§ **Stated problem**
Rewrite the records from the first line through the line containing "odds-cell[interactable]: 0.89 [718,481,762,516]", replacing "subtab-2" with "subtab-halftime" and keeping everything else the same. Return only those lines.

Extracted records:
──────────
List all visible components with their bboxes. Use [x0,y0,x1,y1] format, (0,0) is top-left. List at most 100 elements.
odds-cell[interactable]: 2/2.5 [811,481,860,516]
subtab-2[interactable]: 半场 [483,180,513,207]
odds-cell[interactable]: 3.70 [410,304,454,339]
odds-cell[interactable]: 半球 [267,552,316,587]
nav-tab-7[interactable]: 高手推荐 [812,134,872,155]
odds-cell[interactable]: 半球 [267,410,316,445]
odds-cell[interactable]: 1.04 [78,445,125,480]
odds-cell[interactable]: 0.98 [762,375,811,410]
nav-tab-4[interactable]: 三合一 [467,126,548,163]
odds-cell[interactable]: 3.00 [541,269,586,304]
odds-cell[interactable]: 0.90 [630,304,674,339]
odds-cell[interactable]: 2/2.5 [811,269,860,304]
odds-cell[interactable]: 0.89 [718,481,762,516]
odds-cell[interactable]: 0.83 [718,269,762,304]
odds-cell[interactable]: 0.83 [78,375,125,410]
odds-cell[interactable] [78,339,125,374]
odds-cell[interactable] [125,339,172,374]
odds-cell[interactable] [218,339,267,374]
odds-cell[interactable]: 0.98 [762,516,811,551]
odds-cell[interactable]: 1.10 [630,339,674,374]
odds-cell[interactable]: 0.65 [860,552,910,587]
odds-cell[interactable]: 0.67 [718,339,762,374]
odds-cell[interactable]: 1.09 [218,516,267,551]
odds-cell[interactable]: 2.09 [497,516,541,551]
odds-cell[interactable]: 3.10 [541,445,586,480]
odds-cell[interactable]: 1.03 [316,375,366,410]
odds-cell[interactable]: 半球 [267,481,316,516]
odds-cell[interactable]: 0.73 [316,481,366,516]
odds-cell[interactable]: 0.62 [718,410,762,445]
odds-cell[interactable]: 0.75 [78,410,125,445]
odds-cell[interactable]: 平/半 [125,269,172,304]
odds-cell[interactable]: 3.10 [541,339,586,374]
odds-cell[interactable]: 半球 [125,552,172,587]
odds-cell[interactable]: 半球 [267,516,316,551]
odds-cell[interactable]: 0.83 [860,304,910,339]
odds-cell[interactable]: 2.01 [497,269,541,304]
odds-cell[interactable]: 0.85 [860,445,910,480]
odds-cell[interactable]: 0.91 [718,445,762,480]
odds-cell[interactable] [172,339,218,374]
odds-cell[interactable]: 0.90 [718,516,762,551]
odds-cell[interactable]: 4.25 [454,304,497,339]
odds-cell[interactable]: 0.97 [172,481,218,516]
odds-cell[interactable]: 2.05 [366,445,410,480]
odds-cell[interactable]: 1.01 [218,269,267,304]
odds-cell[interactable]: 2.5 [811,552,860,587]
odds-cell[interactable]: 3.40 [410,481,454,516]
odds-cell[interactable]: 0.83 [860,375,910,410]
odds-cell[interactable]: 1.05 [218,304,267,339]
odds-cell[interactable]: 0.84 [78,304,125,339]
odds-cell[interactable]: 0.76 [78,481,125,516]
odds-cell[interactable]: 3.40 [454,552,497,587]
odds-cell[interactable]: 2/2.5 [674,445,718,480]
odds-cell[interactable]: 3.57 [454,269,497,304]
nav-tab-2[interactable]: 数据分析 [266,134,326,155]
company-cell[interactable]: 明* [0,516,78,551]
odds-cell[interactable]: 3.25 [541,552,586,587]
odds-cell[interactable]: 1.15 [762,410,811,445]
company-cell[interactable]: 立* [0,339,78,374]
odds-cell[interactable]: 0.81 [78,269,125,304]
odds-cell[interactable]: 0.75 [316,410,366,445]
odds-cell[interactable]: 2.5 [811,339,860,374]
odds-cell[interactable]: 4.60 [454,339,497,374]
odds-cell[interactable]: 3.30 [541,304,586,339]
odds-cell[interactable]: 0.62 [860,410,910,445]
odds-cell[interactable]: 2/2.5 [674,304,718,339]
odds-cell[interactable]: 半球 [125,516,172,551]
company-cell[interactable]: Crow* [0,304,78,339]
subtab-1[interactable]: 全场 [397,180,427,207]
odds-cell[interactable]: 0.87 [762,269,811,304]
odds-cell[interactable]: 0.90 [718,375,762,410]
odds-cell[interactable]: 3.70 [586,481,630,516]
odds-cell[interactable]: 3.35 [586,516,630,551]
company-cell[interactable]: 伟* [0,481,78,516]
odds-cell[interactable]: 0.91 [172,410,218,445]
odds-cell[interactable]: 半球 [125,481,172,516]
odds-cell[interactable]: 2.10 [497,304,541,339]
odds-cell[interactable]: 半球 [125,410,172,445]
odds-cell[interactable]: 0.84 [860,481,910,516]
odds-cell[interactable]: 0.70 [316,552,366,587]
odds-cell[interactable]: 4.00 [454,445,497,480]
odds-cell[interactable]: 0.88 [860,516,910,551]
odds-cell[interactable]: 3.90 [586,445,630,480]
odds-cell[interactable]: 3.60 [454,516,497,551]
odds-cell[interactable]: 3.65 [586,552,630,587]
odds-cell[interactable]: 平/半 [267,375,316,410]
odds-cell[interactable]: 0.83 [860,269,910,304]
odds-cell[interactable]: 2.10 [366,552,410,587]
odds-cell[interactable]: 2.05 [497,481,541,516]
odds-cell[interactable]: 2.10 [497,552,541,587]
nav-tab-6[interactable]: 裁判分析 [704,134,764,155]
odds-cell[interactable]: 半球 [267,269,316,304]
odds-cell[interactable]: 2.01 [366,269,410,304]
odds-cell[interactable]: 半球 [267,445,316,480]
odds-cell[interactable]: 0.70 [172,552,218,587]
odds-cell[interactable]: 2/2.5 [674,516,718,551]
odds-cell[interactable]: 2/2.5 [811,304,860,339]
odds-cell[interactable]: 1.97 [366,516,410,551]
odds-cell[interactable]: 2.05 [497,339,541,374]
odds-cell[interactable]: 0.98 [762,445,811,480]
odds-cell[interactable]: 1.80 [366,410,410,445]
──────────
§ **Correct response**
List all visible components with their bboxes. Use [x0,y0,x1,y1] format, (0,0) is top-left. List at most 100 elements.
odds-cell[interactable]: 2/2.5 [811,481,860,516]
subtab-halftime[interactable]: 半场 [483,180,513,207]
odds-cell[interactable]: 3.70 [410,304,454,339]
odds-cell[interactable]: 半球 [267,552,316,587]
nav-tab-7[interactable]: 高手推荐 [812,134,872,155]
odds-cell[interactable]: 半球 [267,410,316,445]
odds-cell[interactable]: 1.04 [78,445,125,480]
odds-cell[interactable]: 0.98 [762,375,811,410]
nav-tab-4[interactable]: 三合一 [467,126,548,163]
odds-cell[interactable]: 3.00 [541,269,586,304]
odds-cell[interactable]: 0.90 [630,304,674,339]
odds-cell[interactable]: 2/2.5 [811,269,860,304]
odds-cell[interactable]: 0.89 [718,481,762,516]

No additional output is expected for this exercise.